▸ Your task:
Extract the text of each entry below exactly, leaving every image behind.

▸ Given data:
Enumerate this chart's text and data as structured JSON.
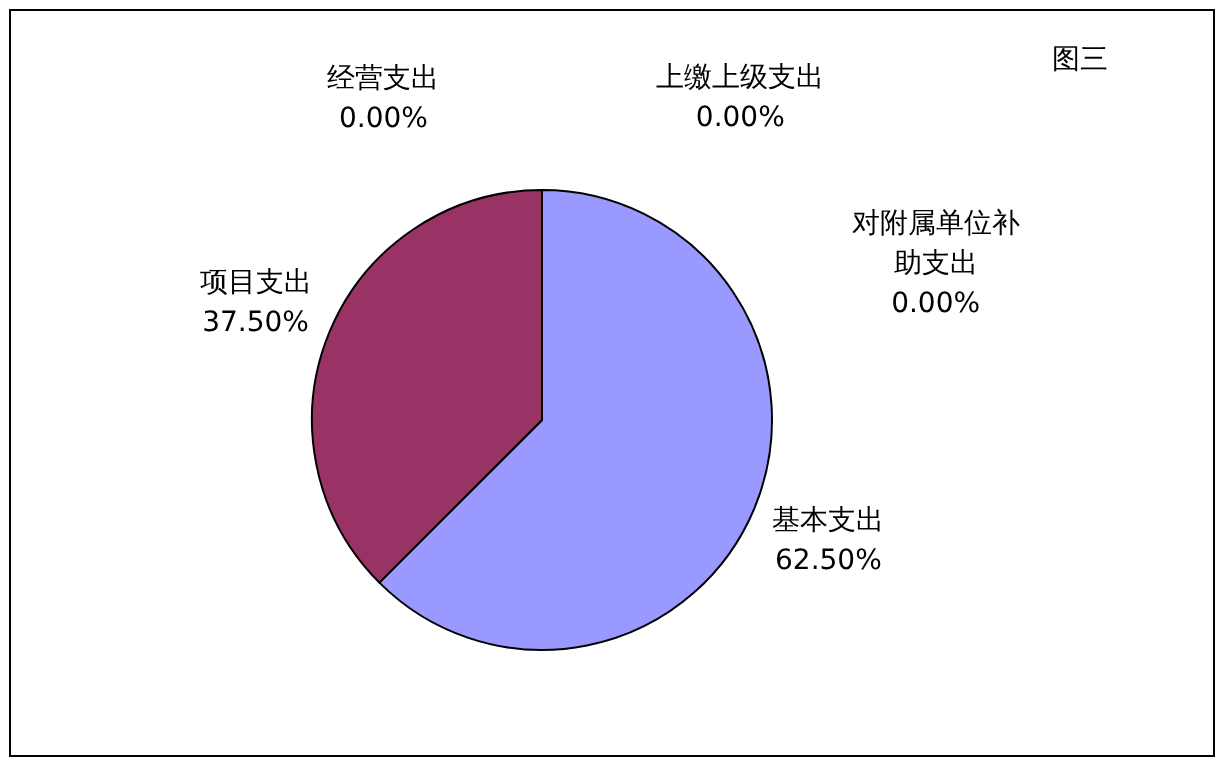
{
  "chart_data": {
    "type": "pie",
    "title": "图三",
    "categories": [
      "基本支出",
      "项目支出",
      "经营支出",
      "上缴上级支出",
      "对附属单位补助支出"
    ],
    "values": [
      62.5,
      37.5,
      0,
      0,
      0
    ],
    "value_labels": [
      "62.50%",
      "37.50%",
      "0.00%",
      "0.00%",
      "0.00%"
    ],
    "colors": [
      "#9999ff",
      "#993366",
      "#ffffcc",
      "#ccffff",
      "#660066"
    ]
  }
}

▸ Output:
Enumerate this chart's text and data as structured JSON.
{
  "chart_data": {
    "type": "pie",
    "title": "图三",
    "categories": [
      "基本支出",
      "项目支出",
      "经营支出",
      "上缴上级支出",
      "对附属单位补助支出"
    ],
    "values": [
      62.5,
      37.5,
      0,
      0,
      0
    ],
    "value_labels": [
      "62.50%",
      "37.50%",
      "0.00%",
      "0.00%",
      "0.00%"
    ],
    "colors": [
      "#9999ff",
      "#993366",
      "#ffffcc",
      "#ccffff",
      "#660066"
    ]
  }
}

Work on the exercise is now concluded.